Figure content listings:
****************************************

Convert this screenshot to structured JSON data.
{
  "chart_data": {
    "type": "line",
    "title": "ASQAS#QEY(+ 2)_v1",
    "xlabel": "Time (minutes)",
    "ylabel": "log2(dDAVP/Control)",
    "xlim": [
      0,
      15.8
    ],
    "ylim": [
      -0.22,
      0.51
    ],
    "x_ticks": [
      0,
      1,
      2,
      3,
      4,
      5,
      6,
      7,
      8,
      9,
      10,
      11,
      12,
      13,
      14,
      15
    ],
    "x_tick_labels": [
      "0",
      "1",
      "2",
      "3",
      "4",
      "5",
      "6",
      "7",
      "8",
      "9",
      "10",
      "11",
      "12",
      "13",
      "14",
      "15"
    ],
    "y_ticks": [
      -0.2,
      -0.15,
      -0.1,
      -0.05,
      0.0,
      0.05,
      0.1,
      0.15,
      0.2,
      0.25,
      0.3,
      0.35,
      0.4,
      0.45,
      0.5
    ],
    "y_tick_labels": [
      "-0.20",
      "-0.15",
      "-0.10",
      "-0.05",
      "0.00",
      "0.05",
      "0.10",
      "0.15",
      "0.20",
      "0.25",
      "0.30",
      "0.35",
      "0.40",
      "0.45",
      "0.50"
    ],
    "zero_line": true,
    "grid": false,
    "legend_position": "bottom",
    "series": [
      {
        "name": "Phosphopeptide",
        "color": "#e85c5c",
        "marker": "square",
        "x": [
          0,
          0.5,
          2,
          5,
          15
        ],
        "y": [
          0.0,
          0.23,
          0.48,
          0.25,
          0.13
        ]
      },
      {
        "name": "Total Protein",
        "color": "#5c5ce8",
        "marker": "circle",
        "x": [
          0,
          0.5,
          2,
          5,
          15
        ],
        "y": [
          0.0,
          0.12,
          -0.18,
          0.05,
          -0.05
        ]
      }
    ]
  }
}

****************************************

Problem description
From the first line to the last, return the data exactly.

Solution below
Convert this screenshot to structured JSON data.
{
  "chart_data": {
    "type": "line",
    "title": "ASQAS#QEY(+ 2)_v1",
    "xlabel": "Time (minutes)",
    "ylabel": "log2(dDAVP/Control)",
    "xlim": [
      0,
      15.8
    ],
    "ylim": [
      -0.22,
      0.51
    ],
    "x_ticks": [
      0,
      1,
      2,
      3,
      4,
      5,
      6,
      7,
      8,
      9,
      10,
      11,
      12,
      13,
      14,
      15
    ],
    "x_tick_labels": [
      "0",
      "1",
      "2",
      "3",
      "4",
      "5",
      "6",
      "7",
      "8",
      "9",
      "10",
      "11",
      "12",
      "13",
      "14",
      "15"
    ],
    "y_ticks": [
      -0.2,
      -0.15,
      -0.1,
      -0.05,
      0.0,
      0.05,
      0.1,
      0.15,
      0.2,
      0.25,
      0.3,
      0.35,
      0.4,
      0.45,
      0.5
    ],
    "y_tick_labels": [
      "-0.20",
      "-0.15",
      "-0.10",
      "-0.05",
      "0.00",
      "0.05",
      "0.10",
      "0.15",
      "0.20",
      "0.25",
      "0.30",
      "0.35",
      "0.40",
      "0.45",
      "0.50"
    ],
    "zero_line": true,
    "grid": false,
    "legend_position": "bottom",
    "series": [
      {
        "name": "Phosphopeptide",
        "color": "#e85c5c",
        "marker": "square",
        "x": [
          0,
          0.5,
          2,
          5,
          15
        ],
        "y": [
          0.0,
          0.23,
          0.48,
          0.25,
          0.13
        ]
      },
      {
        "name": "Total Protein",
        "color": "#5c5ce8",
        "marker": "circle",
        "x": [
          0,
          0.5,
          2,
          5,
          15
        ],
        "y": [
          0.0,
          0.12,
          -0.18,
          0.05,
          -0.05
        ]
      }
    ]
  }
}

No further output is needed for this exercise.